## DATASET CONTENT
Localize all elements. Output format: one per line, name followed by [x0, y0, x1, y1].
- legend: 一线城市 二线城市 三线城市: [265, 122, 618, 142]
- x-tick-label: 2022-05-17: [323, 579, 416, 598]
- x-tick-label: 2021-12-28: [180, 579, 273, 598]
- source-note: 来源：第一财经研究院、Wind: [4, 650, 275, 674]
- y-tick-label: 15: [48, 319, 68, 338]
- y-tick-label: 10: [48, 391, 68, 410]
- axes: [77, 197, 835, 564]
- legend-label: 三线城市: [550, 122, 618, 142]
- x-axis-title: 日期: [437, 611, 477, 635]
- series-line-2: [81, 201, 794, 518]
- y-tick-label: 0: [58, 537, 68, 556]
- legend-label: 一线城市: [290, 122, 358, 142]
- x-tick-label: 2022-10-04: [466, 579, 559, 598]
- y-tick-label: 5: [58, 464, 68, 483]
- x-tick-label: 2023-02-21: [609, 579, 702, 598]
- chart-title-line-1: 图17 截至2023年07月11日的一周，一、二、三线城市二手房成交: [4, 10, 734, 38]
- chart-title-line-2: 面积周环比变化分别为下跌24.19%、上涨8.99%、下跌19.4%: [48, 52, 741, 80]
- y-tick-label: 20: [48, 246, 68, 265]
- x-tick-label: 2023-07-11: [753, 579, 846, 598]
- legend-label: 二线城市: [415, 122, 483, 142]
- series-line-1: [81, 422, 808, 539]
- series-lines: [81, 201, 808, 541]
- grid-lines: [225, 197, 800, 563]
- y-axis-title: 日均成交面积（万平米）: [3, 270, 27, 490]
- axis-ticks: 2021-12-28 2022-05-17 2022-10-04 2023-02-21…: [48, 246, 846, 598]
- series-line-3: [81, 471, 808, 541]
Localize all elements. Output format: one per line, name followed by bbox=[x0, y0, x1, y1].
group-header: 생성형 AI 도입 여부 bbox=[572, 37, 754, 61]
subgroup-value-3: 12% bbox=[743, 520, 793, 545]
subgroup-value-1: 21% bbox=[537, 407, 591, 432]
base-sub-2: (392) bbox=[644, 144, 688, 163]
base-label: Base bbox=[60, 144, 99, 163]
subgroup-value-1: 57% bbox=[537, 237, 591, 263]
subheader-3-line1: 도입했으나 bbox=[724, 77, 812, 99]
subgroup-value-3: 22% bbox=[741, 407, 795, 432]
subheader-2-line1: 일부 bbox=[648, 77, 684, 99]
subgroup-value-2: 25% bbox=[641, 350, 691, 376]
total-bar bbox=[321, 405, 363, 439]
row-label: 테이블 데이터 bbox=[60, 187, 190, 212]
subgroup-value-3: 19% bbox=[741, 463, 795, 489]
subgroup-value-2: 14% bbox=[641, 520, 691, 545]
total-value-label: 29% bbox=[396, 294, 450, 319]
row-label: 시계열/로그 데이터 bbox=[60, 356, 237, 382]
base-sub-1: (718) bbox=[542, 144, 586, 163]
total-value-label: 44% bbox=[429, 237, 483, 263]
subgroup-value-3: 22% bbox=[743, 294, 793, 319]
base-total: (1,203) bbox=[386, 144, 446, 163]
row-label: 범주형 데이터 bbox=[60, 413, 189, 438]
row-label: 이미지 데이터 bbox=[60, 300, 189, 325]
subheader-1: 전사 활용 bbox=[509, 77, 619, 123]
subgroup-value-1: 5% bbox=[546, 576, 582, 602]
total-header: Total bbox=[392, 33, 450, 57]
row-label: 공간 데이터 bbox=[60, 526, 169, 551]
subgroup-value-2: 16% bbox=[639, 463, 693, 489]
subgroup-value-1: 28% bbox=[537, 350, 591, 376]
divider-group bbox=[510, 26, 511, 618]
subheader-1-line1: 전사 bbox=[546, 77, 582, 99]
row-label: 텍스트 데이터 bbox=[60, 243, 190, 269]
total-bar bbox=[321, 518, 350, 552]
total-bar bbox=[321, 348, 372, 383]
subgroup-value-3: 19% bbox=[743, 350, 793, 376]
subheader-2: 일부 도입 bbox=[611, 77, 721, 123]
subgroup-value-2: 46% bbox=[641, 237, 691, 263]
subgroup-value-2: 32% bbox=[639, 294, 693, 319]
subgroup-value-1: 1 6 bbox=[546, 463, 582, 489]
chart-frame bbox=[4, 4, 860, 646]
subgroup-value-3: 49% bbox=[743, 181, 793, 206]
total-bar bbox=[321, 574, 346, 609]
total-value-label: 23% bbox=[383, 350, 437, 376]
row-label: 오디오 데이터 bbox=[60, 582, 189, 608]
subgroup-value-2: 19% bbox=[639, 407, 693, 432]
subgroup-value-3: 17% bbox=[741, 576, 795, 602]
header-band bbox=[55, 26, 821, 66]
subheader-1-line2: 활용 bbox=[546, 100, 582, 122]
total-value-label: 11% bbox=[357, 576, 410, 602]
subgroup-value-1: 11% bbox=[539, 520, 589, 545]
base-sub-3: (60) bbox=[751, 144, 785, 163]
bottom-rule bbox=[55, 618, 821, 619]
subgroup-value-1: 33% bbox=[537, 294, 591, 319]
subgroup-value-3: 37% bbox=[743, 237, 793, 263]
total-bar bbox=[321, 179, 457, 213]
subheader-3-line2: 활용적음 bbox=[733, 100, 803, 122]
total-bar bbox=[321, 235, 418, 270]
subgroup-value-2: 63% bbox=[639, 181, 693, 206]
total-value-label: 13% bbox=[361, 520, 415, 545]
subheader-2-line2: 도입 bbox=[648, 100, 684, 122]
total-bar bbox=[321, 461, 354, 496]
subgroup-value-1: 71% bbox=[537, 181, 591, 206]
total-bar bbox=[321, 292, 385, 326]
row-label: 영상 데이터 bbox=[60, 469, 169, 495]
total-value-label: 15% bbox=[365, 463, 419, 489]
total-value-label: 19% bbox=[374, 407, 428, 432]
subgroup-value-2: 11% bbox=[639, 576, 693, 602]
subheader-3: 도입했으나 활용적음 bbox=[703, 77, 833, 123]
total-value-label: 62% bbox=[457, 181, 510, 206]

## REQUEST
Please rewrite the lines above as a JSON list of strings, with one string for each line and blank lines left out.

## ANSWER FOR THE TASK
[
  "Localize all elements. Output format: one per line, name followed by [x0, y0, x1, y1].",
  "- legend: 一线城市 二线城市 三线城市: [265, 122, 618, 142]",
  "- x-tick-label: 2022-05-17: [323, 579, 416, 598]",
  "- x-tick-label: 2021-12-28: [180, 579, 273, 598]",
  "- source-note: 来源：第一财经研究院、Wind: [4, 650, 275, 674]",
  "- y-tick-label: 15: [48, 319, 68, 338]",
  "- y-tick-label: 10: [48, 391, 68, 410]",
  "- axes: [77, 197, 835, 564]",
  "- legend-label: 三线城市: [550, 122, 618, 142]",
  "- x-axis-title: 日期: [437, 611, 477, 635]",
  "- series-line-2: [81, 201, 794, 518]",
  "- y-tick-label: 0: [58, 537, 68, 556]",
  "- legend-label: 一线城市: [290, 122, 358, 142]",
  "- x-tick-label: 2022-10-04: [466, 579, 559, 598]",
  "- y-tick-label: 5: [58, 464, 68, 483]",
  "- x-tick-label: 2023-02-21: [609, 579, 702, 598]",
  "- chart-title-line-1: 图17 截至2023年07月11日的一周，一、二、三线城市二手房成交: [4, 10, 734, 38]",
  "- chart-title-line-2: 面积周环比变化分别为下跌24.19%、上涨8.99%、下跌19.4%: [48, 52, 741, 80]",
  "- y-tick-label: 20: [48, 246, 68, 265]",
  "- x-tick-label: 2023-07-11: [753, 579, 846, 598]",
  "- legend-label: 二线城市: [415, 122, 483, 142]",
  "- series-line-1: [81, 422, 808, 539]",
  "- series-lines: [81, 201, 808, 541]",
  "- grid-lines: [225, 197, 800, 563]",
  "- y-axis-title: 日均成交面积（万平米）: [3, 270, 27, 490]",
  "- axis-ticks: 2021-12-28 2022-05-17 2022-10-04 2023-02-21…: [48, 246, 846, 598]",
  "- series-line-3: [81, 471, 808, 541]",
  "Localize all elements. Output format: one per line, name followed by bbox=[x0, y0, x1, y1].",
  "group-header: 생성형 AI 도입 여부 bbox=[572, 37, 754, 61]",
  "subgroup-value-3: 12% bbox=[743, 520, 793, 545]",
  "subgroup-value-1: 21% bbox=[537, 407, 591, 432]",
  "base-sub-2: (392) bbox=[644, 144, 688, 163]",
  "base-label: Base bbox=[60, 144, 99, 163]",
  "subgroup-value-1: 57% bbox=[537, 237, 591, 263]",
  "subheader-3-line1: 도입했으나 bbox=[724, 77, 812, 99]",
  "subgroup-value-3: 22% bbox=[741, 407, 795, 432]",
  "subheader-2-line1: 일부 bbox=[648, 77, 684, 99]",
  "subgroup-value-2: 25% bbox=[641, 350, 691, 376]",
  "total-bar bbox=[321, 405, 363, 439]",
  "row-label: 테이블 데이터 bbox=[60, 187, 190, 212]",
  "subgroup-value-3: 19% bbox=[741, 463, 795, 489]",
  "subgroup-value-2: 14% bbox=[641, 520, 691, 545]",
  "total-value-label: 29% bbox=[396, 294, 450, 319]",
  "row-label: 시계열/로그 데이터 bbox=[60, 356, 237, 382]",
  "base-sub-1: (718) bbox=[542, 144, 586, 163]",
  "total-value-label: 44% bbox=[429, 237, 483, 263]",
  "subgroup-value-3: 22% bbox=[743, 294, 793, 319]",
  "base-total: (1,203) bbox=[386, 144, 446, 163]",
  "row-label: 범주형 데이터 bbox=[60, 413, 189, 438]",
  "row-label: 이미지 데이터 bbox=[60, 300, 189, 325]",
  "subheader-1: 전사 활용 bbox=[509, 77, 619, 123]",
  "subgroup-value-1: 5% bbox=[546, 576, 582, 602]",
  "total-header: Total bbox=[392, 33, 450, 57]",
  "row-label: 공간 데이터 bbox=[60, 526, 169, 551]",
  "subgroup-value-2: 16% bbox=[639, 463, 693, 489]",
  "subgroup-value-1: 28% bbox=[537, 350, 591, 376]",
  "divider-group bbox=[510, 26, 511, 618]",
  "subheader-1-line1: 전사 bbox=[546, 77, 582, 99]",
  "row-label: 텍스트 데이터 bbox=[60, 243, 190, 269]",
  "total-bar bbox=[321, 518, 350, 552]",
  "total-bar bbox=[321, 348, 372, 383]",
  "subgroup-value-3: 19% bbox=[743, 350, 793, 376]",
  "subheader-2: 일부 도입 bbox=[611, 77, 721, 123]",
  "subgroup-value-2: 46% bbox=[641, 237, 691, 263]",
  "subgroup-value-2: 32% bbox=[639, 294, 693, 319]",
  "subgroup-value-1: 1 6 bbox=[546, 463, 582, 489]",
  "chart-frame bbox=[4, 4, 860, 646]",
  "subgroup-value-3: 49% bbox=[743, 181, 793, 206]",
  "total-bar bbox=[321, 574, 346, 609]",
  "total-value-label: 23% bbox=[383, 350, 437, 376]",
  "row-label: 오디오 데이터 bbox=[60, 582, 189, 608]",
  "subgroup-value-2: 19% bbox=[639, 407, 693, 432]",
  "subgroup-value-3: 17% bbox=[741, 576, 795, 602]",
  "header-band bbox=[55, 26, 821, 66]",
  "subheader-1-line2: 활용 bbox=[546, 100, 582, 122]",
  "total-value-label: 11% bbox=[357, 576, 410, 602]",
  "subgroup-value-1: 11% bbox=[539, 520, 589, 545]",
  "base-sub-3: (60) bbox=[751, 144, 785, 163]",
  "bottom-rule bbox=[55, 618, 821, 619]",
  "subgroup-value-1: 33% bbox=[537, 294, 591, 319]",
  "subgroup-value-3: 37% bbox=[743, 237, 793, 263]",
  "total-bar bbox=[321, 179, 457, 213]",
  "subheader-3-line2: 활용적음 bbox=[733, 100, 803, 122]",
  "total-bar bbox=[321, 235, 418, 270]",
  "subgroup-value-2: 63% bbox=[639, 181, 693, 206]",
  "total-value-label: 13% bbox=[361, 520, 415, 545]",
  "subheader-2-line2: 도입 bbox=[648, 100, 684, 122]",
  "total-bar bbox=[321, 461, 354, 496]",
  "subgroup-value-1: 71% bbox=[537, 181, 591, 206]",
  "total-bar bbox=[321, 292, 385, 326]",
  "row-label: 영상 데이터 bbox=[60, 469, 169, 495]",
  "total-value-label: 15% bbox=[365, 463, 419, 489]",
  "total-value-label: 19% bbox=[374, 407, 428, 432]",
  "subgroup-value-2: 11% bbox=[639, 576, 693, 602]",
  "subheader-3: 도입했으나 활용적음 bbox=[703, 77, 833, 123]",
  "total-value-label: 62% bbox=[457, 181, 510, 206]"
]